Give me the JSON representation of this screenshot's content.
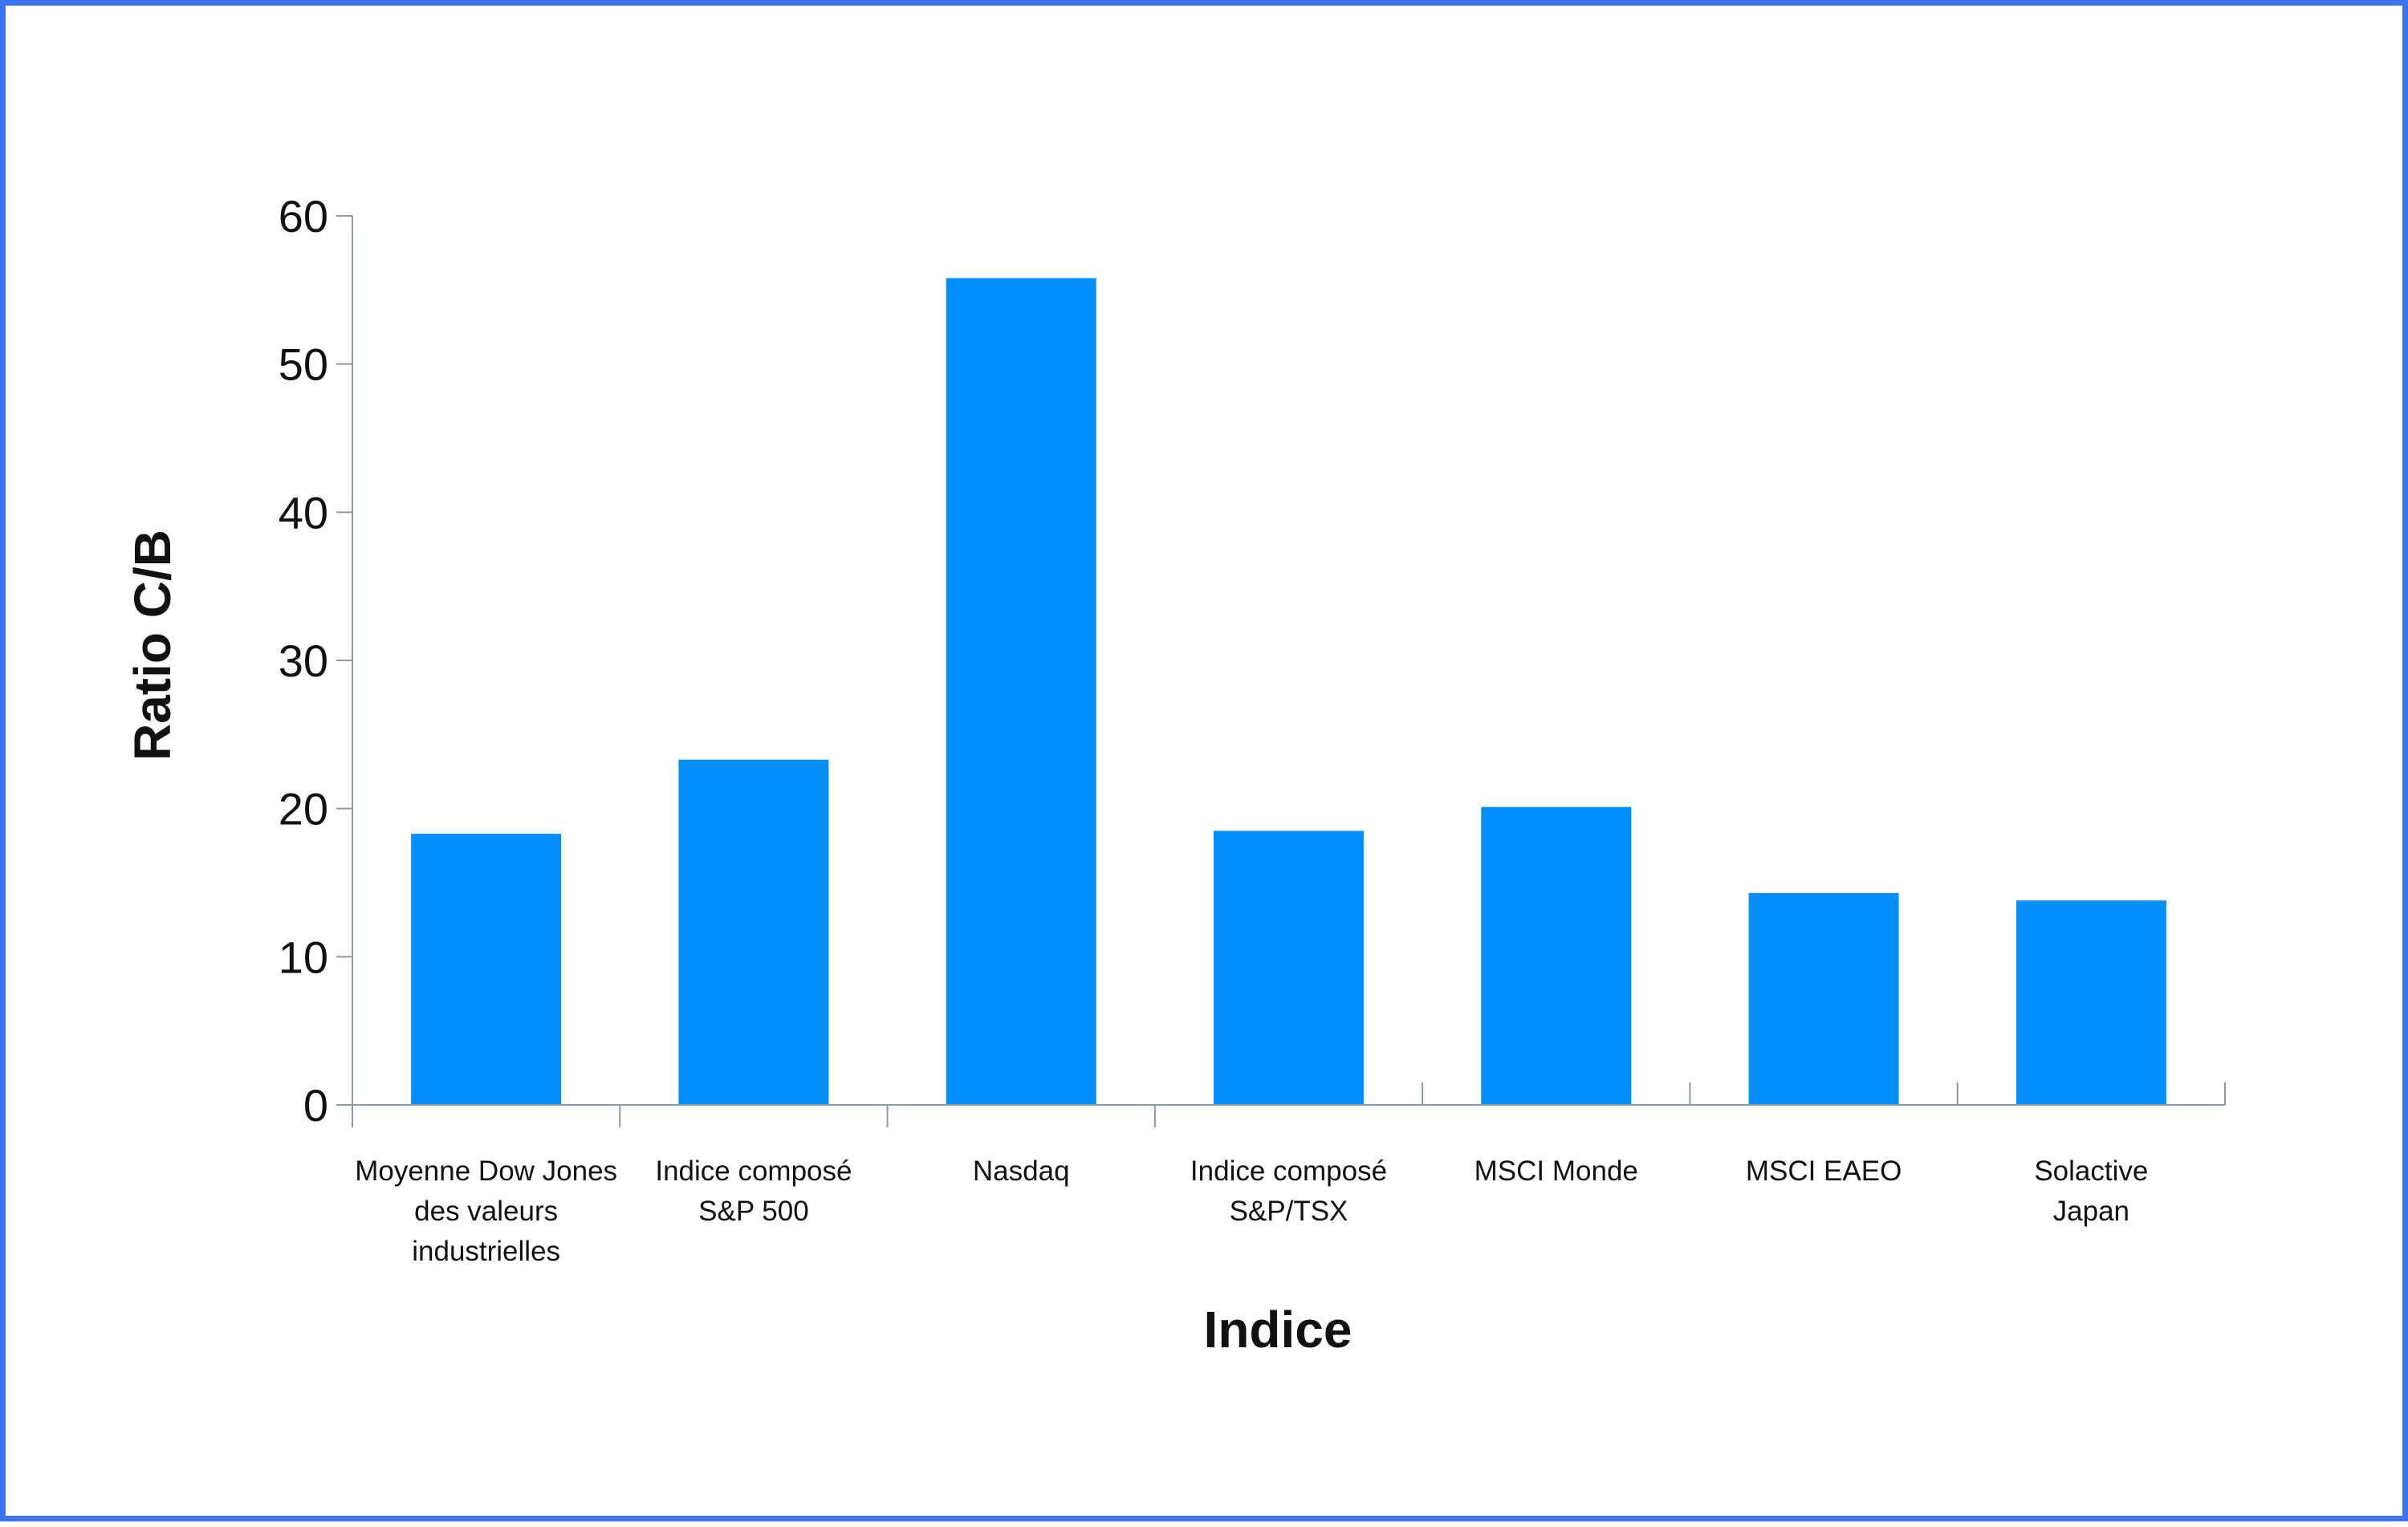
{
  "chart_data": {
    "type": "bar",
    "title": "",
    "xlabel": "Indice",
    "ylabel": "Ratio C/B",
    "ylim": [
      0,
      60
    ],
    "yticks": [
      0,
      10,
      20,
      30,
      40,
      50,
      60
    ],
    "categories": [
      [
        "Moyenne Dow Jones",
        "des valeurs",
        "industrielles"
      ],
      [
        "Indice composé",
        "S&P 500"
      ],
      [
        "Nasdaq"
      ],
      [
        "Indice composé",
        "S&P/TSX"
      ],
      [
        "MSCI Monde"
      ],
      [
        "MSCI EAEO"
      ],
      [
        "Solactive",
        "Japan"
      ]
    ],
    "values": [
      18.3,
      23.3,
      55.8,
      18.5,
      20.1,
      14.3,
      13.8
    ],
    "bar_color": "#058ffd",
    "axis_color": "#8a9ba3",
    "grid": false,
    "legend": "none"
  }
}
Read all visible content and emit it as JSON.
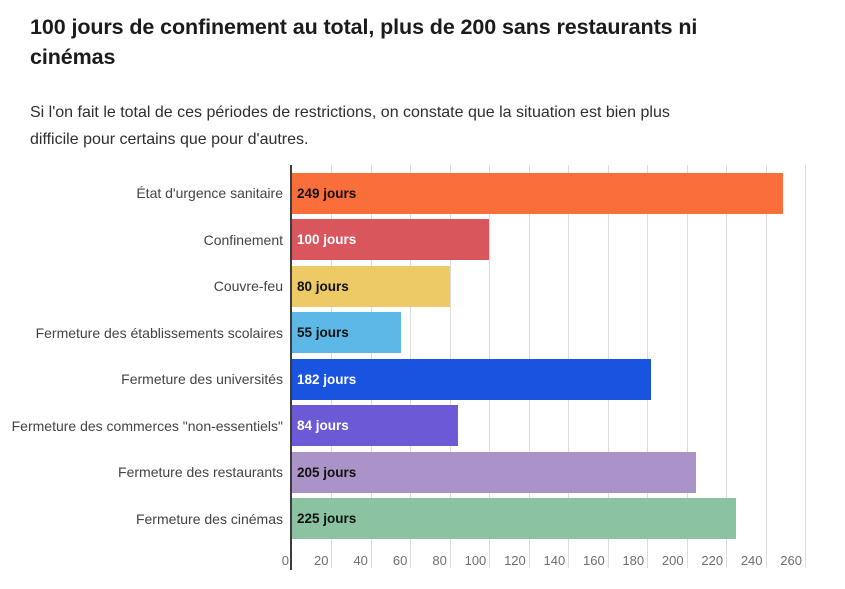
{
  "header": {
    "title_lines": [
      "100 jours de confinement au total, plus de 200 sans restaurants ni",
      "cinémas"
    ],
    "subtitle_lines": [
      "Si l'on fait le total de ces périodes de restrictions, on constate que la situation est bien plus",
      "difficile pour certains que pour d'autres."
    ]
  },
  "chart_data": {
    "type": "bar",
    "orientation": "horizontal",
    "title": "100 jours de confinement au total, plus de 200 sans restaurants ni cinémas",
    "subtitle": "Si l'on fait le total de ces périodes de restrictions, on constate que la situation est bien plus difficile pour certains que pour d'autres.",
    "categories": [
      "État d'urgence sanitaire",
      "Confinement",
      "Couvre-feu",
      "Fermeture des établissements scolaires",
      "Fermeture des universités",
      "Fermeture des commerces \"non-essentiels\"",
      "Fermeture des restaurants",
      "Fermeture des cinémas"
    ],
    "values": [
      249,
      100,
      80,
      55,
      182,
      84,
      205,
      225
    ],
    "unit": "jours",
    "value_labels": [
      "249 jours",
      "100 jours",
      "80 jours",
      "55 jours",
      "182 jours",
      "84 jours",
      "205 jours",
      "225 jours"
    ],
    "bar_colors": [
      "#FA6E3A",
      "#D9575C",
      "#EECA66",
      "#5CB8E6",
      "#1854DF",
      "#6C59D6",
      "#AC93C7",
      "#8BC3A2"
    ],
    "value_label_colors": [
      "#111111",
      "#ffffff",
      "#111111",
      "#111111",
      "#ffffff",
      "#ffffff",
      "#111111",
      "#111111"
    ],
    "xlabel": "",
    "ylabel": "",
    "xlim": [
      0,
      260
    ],
    "xticks": [
      0,
      20,
      40,
      60,
      80,
      100,
      120,
      140,
      160,
      180,
      200,
      220,
      240,
      260
    ],
    "grid": true,
    "legend": false,
    "colors": {
      "gridline": "#dcdcdc",
      "axis_line": "#3d3d3d",
      "category_label": "#434343",
      "tick_label": "#6e6e6e",
      "title": "#1b1b1b",
      "subtitle": "#2e2e2e"
    }
  }
}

| Work instructions |
In the entries above, identify every line with the string "difficile".

| Answer below |
      "difficile pour certains que pour d'autres."
    "subtitle": "Si l'on fait le total de ces périodes de restrictions, on constate que la situation est bien plus difficile pour certains que pour d'autres.",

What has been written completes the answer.